#### [Exercise]
Scan the records for the string "that"; copy each line where it occurs.
== == ==
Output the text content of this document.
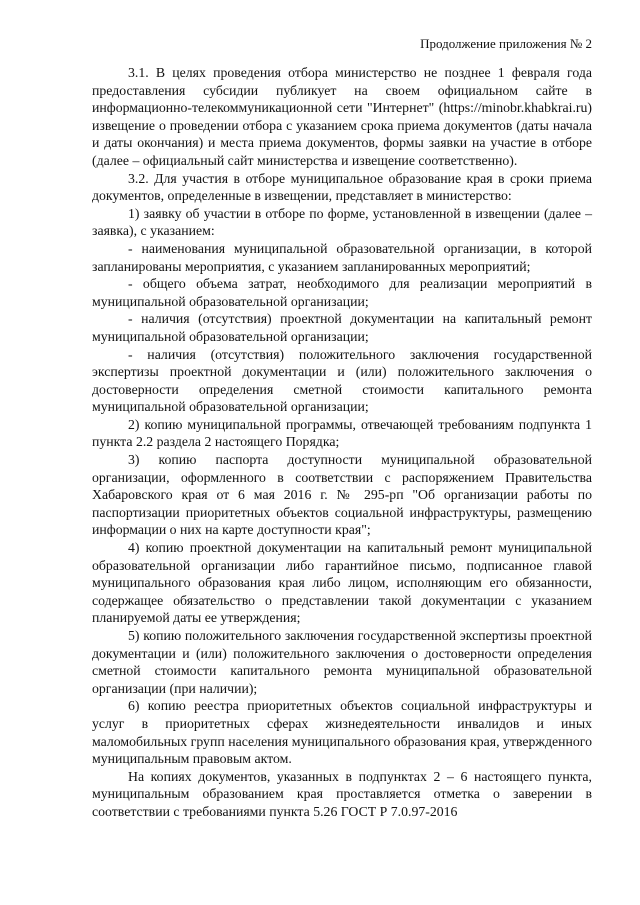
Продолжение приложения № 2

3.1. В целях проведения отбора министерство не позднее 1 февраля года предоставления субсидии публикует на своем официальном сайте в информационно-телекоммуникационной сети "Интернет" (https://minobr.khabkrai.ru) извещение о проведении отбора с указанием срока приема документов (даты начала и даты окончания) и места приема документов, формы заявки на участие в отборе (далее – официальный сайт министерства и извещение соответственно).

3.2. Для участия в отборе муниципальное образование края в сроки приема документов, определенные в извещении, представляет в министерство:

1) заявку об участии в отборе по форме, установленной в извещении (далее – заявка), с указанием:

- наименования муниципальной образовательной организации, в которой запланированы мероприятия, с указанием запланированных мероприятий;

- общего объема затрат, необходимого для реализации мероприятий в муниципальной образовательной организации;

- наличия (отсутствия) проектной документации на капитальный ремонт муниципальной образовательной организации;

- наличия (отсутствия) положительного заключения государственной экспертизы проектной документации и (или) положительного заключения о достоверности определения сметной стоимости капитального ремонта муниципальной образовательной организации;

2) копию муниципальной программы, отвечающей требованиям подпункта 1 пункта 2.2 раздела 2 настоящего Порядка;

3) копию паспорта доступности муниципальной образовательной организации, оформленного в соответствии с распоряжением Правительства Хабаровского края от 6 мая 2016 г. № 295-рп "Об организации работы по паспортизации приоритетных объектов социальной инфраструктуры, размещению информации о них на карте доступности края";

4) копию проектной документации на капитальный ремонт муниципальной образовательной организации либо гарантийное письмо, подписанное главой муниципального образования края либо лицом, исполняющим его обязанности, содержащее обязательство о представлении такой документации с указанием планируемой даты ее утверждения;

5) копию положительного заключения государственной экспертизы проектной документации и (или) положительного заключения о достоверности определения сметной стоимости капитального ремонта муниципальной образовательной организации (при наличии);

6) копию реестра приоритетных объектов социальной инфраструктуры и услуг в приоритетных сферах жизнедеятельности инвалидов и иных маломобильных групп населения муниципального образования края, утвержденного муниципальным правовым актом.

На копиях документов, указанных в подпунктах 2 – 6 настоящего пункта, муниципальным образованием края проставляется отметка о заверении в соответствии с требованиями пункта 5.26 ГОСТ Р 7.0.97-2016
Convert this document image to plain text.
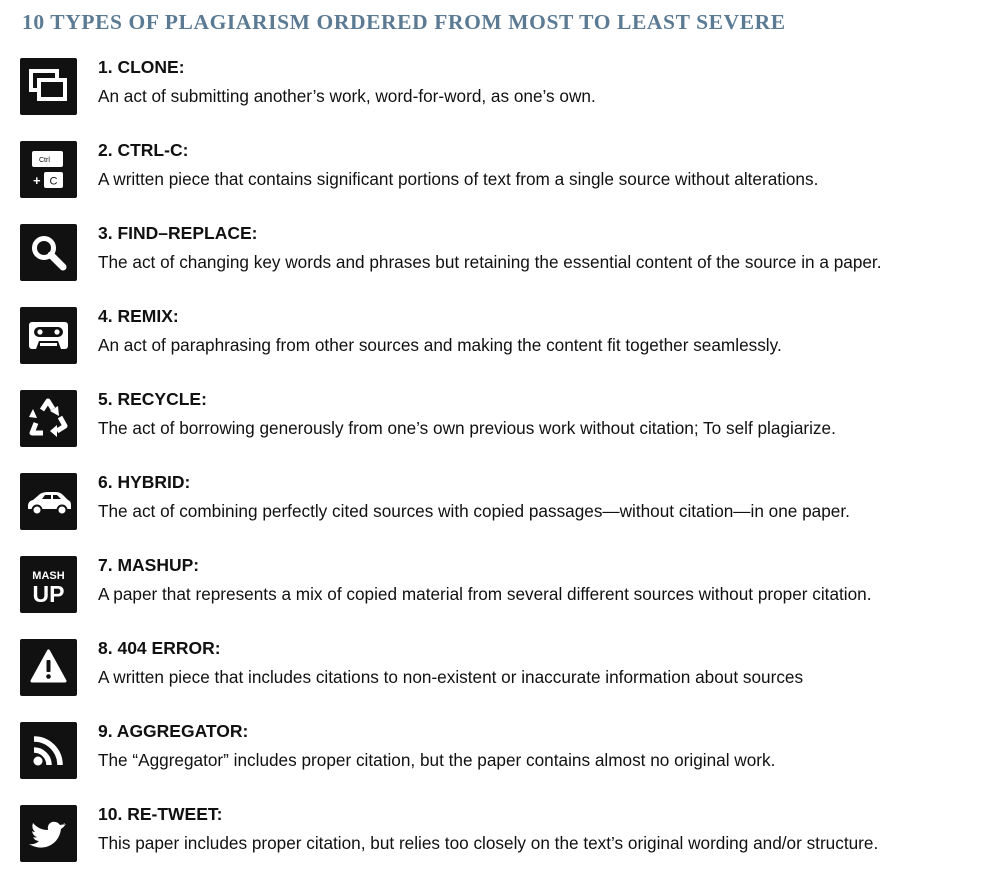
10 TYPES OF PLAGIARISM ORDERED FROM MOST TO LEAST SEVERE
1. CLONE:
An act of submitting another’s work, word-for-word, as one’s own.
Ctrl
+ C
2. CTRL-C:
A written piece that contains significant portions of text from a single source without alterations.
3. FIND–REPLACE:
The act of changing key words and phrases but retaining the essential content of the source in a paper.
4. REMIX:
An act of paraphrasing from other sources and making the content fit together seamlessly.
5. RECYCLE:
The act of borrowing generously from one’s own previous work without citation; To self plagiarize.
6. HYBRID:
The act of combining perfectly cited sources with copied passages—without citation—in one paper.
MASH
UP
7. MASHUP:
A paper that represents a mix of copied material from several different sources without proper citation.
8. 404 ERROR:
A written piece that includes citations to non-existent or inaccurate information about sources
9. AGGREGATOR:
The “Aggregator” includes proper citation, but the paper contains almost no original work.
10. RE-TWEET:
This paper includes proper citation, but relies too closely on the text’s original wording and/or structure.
== == ==
#### [Response]
A written piece that contains significant portions of text from a single source without alterations.
A paper that represents a mix of copied material from several different sources without proper citation.
A written piece that includes citations to non-existent or inaccurate information about sources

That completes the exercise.